• _Stored records_:
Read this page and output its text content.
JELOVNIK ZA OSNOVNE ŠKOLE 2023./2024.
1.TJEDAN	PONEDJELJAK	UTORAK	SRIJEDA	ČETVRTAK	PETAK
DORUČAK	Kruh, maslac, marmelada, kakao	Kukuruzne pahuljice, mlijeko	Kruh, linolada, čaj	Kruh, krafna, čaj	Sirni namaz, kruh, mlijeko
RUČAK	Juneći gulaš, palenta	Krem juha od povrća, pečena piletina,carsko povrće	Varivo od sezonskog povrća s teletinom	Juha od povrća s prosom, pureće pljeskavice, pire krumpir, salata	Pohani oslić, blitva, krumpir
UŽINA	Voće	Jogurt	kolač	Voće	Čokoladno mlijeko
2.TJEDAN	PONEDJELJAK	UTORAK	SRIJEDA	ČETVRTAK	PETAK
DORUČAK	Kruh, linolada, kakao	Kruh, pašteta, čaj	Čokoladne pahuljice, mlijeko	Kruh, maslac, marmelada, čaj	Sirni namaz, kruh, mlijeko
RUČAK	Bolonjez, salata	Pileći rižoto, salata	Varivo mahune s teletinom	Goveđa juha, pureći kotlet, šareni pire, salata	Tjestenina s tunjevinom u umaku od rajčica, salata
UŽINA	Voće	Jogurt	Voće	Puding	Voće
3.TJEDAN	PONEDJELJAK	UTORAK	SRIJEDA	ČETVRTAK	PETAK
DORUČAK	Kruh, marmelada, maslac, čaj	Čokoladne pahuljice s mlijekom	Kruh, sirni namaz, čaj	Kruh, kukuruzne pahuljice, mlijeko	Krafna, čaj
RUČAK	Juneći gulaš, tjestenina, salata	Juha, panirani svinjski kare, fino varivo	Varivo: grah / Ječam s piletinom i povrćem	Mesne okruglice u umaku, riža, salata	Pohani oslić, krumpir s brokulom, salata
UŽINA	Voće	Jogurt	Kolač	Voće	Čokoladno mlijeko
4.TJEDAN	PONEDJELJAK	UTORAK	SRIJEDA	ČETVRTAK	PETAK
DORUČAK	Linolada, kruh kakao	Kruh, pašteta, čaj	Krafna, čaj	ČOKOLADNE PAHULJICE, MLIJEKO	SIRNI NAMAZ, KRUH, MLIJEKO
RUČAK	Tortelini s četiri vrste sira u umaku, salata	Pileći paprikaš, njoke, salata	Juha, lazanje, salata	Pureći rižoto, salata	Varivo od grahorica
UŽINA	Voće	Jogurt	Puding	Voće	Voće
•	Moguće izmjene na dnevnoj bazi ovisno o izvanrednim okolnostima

• _Exercise aim_:
Return every line of the preceding records in which the word "Jogurt" appears.

• _Solution_:
UŽINA	Voće	Jogurt	kolač	Voće	Čokoladno mlijeko
UŽINA	Voće	Jogurt	Voće	Puding	Voće
UŽINA	Voće	Jogurt	Kolač	Voće	Čokoladno mlijeko
UŽINA	Voće	Jogurt	Puding	Voće	Voće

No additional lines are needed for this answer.